What to produce
Print all of the data exactly as written.

::: Data for the task

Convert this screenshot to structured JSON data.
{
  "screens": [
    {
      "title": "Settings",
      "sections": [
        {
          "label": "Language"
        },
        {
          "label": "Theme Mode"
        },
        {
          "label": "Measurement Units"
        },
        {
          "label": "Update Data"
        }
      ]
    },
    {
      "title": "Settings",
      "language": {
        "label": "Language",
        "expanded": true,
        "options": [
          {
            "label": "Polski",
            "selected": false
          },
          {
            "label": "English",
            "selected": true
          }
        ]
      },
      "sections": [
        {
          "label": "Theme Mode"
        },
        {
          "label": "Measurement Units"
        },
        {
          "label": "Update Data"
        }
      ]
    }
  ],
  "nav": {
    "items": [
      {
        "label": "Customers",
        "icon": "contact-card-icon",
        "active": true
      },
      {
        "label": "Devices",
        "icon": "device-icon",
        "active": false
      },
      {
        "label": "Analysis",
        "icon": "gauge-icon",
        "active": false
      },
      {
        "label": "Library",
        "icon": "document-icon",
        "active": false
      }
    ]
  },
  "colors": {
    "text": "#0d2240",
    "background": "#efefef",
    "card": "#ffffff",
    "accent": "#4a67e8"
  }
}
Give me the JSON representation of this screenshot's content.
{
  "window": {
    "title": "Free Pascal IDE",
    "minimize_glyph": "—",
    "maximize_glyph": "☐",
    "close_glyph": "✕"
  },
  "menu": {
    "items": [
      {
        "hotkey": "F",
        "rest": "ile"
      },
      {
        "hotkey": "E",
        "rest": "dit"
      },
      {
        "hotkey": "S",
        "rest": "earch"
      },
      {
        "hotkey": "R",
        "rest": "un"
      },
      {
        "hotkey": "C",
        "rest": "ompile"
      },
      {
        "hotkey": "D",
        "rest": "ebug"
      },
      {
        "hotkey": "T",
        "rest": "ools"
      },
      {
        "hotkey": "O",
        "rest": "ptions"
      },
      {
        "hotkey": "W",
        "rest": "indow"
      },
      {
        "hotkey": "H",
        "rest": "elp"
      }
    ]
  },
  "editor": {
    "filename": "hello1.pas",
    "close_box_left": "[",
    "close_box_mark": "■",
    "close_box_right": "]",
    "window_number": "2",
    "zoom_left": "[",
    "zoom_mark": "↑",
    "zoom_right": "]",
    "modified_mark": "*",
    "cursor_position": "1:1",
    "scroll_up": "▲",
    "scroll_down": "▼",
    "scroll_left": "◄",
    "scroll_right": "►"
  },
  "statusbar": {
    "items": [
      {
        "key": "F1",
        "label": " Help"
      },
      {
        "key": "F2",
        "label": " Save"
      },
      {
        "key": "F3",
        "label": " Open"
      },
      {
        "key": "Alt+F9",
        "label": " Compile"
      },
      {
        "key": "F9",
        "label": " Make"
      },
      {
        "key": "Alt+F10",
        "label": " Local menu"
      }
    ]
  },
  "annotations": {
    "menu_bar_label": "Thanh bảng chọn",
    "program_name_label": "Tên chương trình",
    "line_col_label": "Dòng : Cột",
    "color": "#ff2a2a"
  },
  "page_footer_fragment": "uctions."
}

::::::

Worked answer
Convert this screenshot to structured JSON data.
{
  "screens": [
    {
      "title": "Settings",
      "sections": [
        {
          "label": "Language"
        },
        {
          "label": "Theme Mode"
        },
        {
          "label": "Measurement Units"
        },
        {
          "label": "Update Data"
        }
      ]
    },
    {
      "title": "Settings",
      "language": {
        "label": "Language",
        "expanded": true,
        "options": [
          {
            "label": "Polski",
            "selected": false
          },
          {
            "label": "English",
            "selected": true
          }
        ]
      },
      "sections": [
        {
          "label": "Theme Mode"
        },
        {
          "label": "Measurement Units"
        },
        {
          "label": "Update Data"
        }
      ]
    }
  ],
  "nav": {
    "items": [
      {
        "label": "Customers",
        "icon": "contact-card-icon",
        "active": true
      },
      {
        "label": "Devices",
        "icon": "device-icon",
        "active": false
      },
      {
        "label": "Analysis",
        "icon": "gauge-icon",
        "active": false
      },
      {
        "label": "Library",
        "icon": "document-icon",
        "active": false
      }
    ]
  },
  "colors": {
    "text": "#0d2240",
    "background": "#efefef",
    "card": "#ffffff",
    "accent": "#4a67e8"
  }
}
Give me the JSON representation of this screenshot's content.
{
  "window": {
    "title": "Free Pascal IDE",
    "minimize_glyph": "—",
    "maximize_glyph": "☐",
    "close_glyph": "✕"
  },
  "menu": {
    "items": [
      {
        "hotkey": "F",
        "rest": "ile"
      },
      {
        "hotkey": "E",
        "rest": "dit"
      },
      {
        "hotkey": "S",
        "rest": "earch"
      },
      {
        "hotkey": "R",
        "rest": "un"
      },
      {
        "hotkey": "C",
        "rest": "ompile"
      },
      {
        "hotkey": "D",
        "rest": "ebug"
      },
      {
        "hotkey": "T",
        "rest": "ools"
      },
      {
        "hotkey": "O",
        "rest": "ptions"
      },
      {
        "hotkey": "W",
        "rest": "indow"
      },
      {
        "hotkey": "H",
        "rest": "elp"
      }
    ]
  },
  "editor": {
    "filename": "hello1.pas",
    "close_box_left": "[",
    "close_box_mark": "■",
    "close_box_right": "]",
    "window_number": "2",
    "zoom_left": "[",
    "zoom_mark": "↑",
    "zoom_right": "]",
    "modified_mark": "*",
    "cursor_position": "1:1",
    "scroll_up": "▲",
    "scroll_down": "▼",
    "scroll_left": "◄",
    "scroll_right": "►"
  },
  "statusbar": {
    "items": [
      {
        "key": "F1",
        "label": " Help"
      },
      {
        "key": "F2",
        "label": " Save"
      },
      {
        "key": "F3",
        "label": " Open"
      },
      {
        "key": "Alt+F9",
        "label": " Compile"
      },
      {
        "key": "F9",
        "label": " Make"
      },
      {
        "key": "Alt+F10",
        "label": " Local menu"
      }
    ]
  },
  "annotations": {
    "menu_bar_label": "Thanh bảng chọn",
    "program_name_label": "Tên chương trình",
    "line_col_label": "Dòng : Cột",
    "color": "#ff2a2a"
  },
  "page_footer_fragment": "uctions."
}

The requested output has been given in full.